*Task details*: Reproduce the records verbatim, from the first line of the records through the line containing "- line-text: 查决定书之日起15日内，可以向山东省教育厅提出书面申: [74, 279, 470, 295]", with both ends included.

═════ Records for processing ═════

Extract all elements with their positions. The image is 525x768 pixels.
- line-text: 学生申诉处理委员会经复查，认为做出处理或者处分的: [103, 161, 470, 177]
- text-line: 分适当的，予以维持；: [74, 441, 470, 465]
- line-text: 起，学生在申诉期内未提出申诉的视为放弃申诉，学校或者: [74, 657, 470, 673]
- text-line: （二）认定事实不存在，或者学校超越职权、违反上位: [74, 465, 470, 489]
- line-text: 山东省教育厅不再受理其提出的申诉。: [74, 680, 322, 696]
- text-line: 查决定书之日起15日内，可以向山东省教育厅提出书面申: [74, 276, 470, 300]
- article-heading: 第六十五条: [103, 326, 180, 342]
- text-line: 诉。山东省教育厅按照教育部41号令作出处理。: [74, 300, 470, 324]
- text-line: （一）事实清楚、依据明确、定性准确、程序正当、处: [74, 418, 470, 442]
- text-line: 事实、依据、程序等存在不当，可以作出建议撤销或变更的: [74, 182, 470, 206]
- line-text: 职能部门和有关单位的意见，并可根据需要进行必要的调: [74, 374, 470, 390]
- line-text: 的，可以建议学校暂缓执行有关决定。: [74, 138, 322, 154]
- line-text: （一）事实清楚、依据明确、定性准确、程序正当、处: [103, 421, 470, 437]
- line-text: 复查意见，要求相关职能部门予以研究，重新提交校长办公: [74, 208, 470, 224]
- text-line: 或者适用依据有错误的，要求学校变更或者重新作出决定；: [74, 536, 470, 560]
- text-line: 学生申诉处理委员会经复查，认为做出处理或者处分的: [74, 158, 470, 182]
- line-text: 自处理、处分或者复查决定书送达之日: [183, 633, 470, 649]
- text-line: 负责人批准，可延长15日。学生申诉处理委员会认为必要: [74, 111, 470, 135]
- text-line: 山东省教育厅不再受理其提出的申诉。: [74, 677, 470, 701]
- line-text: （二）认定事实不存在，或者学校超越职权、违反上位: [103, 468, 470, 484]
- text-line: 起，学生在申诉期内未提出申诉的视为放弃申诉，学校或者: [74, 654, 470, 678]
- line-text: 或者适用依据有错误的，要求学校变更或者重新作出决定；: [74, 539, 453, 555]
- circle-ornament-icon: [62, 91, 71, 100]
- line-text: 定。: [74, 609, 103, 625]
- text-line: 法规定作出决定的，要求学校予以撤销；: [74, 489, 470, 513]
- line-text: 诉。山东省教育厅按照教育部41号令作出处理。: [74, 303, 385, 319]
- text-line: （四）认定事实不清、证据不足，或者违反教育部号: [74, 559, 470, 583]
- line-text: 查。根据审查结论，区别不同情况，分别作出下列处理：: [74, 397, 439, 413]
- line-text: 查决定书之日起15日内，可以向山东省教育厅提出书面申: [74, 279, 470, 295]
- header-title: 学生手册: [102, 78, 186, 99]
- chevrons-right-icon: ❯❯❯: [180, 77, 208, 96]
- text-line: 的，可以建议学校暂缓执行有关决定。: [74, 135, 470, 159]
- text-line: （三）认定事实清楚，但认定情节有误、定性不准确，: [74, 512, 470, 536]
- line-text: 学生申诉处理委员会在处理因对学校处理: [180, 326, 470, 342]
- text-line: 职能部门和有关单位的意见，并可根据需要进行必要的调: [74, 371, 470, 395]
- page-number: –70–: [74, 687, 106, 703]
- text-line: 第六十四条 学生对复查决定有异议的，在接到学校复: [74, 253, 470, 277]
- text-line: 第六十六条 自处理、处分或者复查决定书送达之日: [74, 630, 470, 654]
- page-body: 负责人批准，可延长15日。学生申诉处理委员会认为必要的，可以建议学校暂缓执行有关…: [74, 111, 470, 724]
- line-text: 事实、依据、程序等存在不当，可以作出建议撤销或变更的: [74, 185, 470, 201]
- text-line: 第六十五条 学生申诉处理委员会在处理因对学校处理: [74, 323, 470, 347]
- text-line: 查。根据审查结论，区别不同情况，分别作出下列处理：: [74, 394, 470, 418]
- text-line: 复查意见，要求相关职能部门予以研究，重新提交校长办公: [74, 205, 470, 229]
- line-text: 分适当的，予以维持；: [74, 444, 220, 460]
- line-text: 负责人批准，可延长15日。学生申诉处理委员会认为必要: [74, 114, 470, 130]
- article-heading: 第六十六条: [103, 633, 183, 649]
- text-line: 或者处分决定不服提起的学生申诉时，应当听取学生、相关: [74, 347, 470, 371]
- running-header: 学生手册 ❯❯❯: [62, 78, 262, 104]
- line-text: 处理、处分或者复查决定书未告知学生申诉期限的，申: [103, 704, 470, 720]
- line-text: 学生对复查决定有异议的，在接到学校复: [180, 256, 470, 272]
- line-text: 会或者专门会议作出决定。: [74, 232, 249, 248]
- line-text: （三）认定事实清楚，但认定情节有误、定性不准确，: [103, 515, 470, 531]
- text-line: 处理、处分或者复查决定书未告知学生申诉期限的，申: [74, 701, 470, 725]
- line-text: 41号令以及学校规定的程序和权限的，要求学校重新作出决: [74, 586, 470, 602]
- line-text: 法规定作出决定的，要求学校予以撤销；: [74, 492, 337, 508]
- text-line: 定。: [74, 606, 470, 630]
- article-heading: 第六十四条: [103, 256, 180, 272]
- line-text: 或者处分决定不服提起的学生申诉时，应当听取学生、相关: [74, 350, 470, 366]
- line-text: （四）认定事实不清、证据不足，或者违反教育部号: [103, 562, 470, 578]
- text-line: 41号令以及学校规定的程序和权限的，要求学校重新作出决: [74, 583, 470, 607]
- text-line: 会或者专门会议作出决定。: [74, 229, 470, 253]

═════

*Correct answer*:
Extract all elements with their positions. The image is 525x768 pixels.
- line-text: 学生申诉处理委员会经复查，认为做出处理或者处分的: [103, 161, 470, 177]
- text-line: 分适当的，予以维持；: [74, 441, 470, 465]
- line-text: 起，学生在申诉期内未提出申诉的视为放弃申诉，学校或者: [74, 657, 470, 673]
- text-line: （二）认定事实不存在，或者学校超越职权、违反上位: [74, 465, 470, 489]
- line-text: 山东省教育厅不再受理其提出的申诉。: [74, 680, 322, 696]
- text-line: 查决定书之日起15日内，可以向山东省教育厅提出书面申: [74, 276, 470, 300]
- article-heading: 第六十五条: [103, 326, 180, 342]
- text-line: 诉。山东省教育厅按照教育部41号令作出处理。: [74, 300, 470, 324]
- text-line: （一）事实清楚、依据明确、定性准确、程序正当、处: [74, 418, 470, 442]
- text-line: 事实、依据、程序等存在不当，可以作出建议撤销或变更的: [74, 182, 470, 206]
- line-text: 职能部门和有关单位的意见，并可根据需要进行必要的调: [74, 374, 470, 390]
- line-text: 的，可以建议学校暂缓执行有关决定。: [74, 138, 322, 154]
- line-text: （一）事实清楚、依据明确、定性准确、程序正当、处: [103, 421, 470, 437]
- line-text: 复查意见，要求相关职能部门予以研究，重新提交校长办公: [74, 208, 470, 224]
- text-line: 或者适用依据有错误的，要求学校变更或者重新作出决定；: [74, 536, 470, 560]
- text-line: 学生申诉处理委员会经复查，认为做出处理或者处分的: [74, 158, 470, 182]
- line-text: 自处理、处分或者复查决定书送达之日: [183, 633, 470, 649]
- text-line: 负责人批准，可延长15日。学生申诉处理委员会认为必要: [74, 111, 470, 135]
- text-line: 山东省教育厅不再受理其提出的申诉。: [74, 677, 470, 701]
- line-text: （二）认定事实不存在，或者学校超越职权、违反上位: [103, 468, 470, 484]
- text-line: 起，学生在申诉期内未提出申诉的视为放弃申诉，学校或者: [74, 654, 470, 678]
- line-text: 或者适用依据有错误的，要求学校变更或者重新作出决定；: [74, 539, 453, 555]
- circle-ornament-icon: [62, 91, 71, 100]
- line-text: 定。: [74, 609, 103, 625]
- text-line: 法规定作出决定的，要求学校予以撤销；: [74, 489, 470, 513]
- line-text: 诉。山东省教育厅按照教育部41号令作出处理。: [74, 303, 385, 319]
- text-line: （四）认定事实不清、证据不足，或者违反教育部号: [74, 559, 470, 583]
- line-text: 查。根据审查结论，区别不同情况，分别作出下列处理：: [74, 397, 439, 413]
- line-text: 查决定书之日起15日内，可以向山东省教育厅提出书面申: [74, 279, 470, 295]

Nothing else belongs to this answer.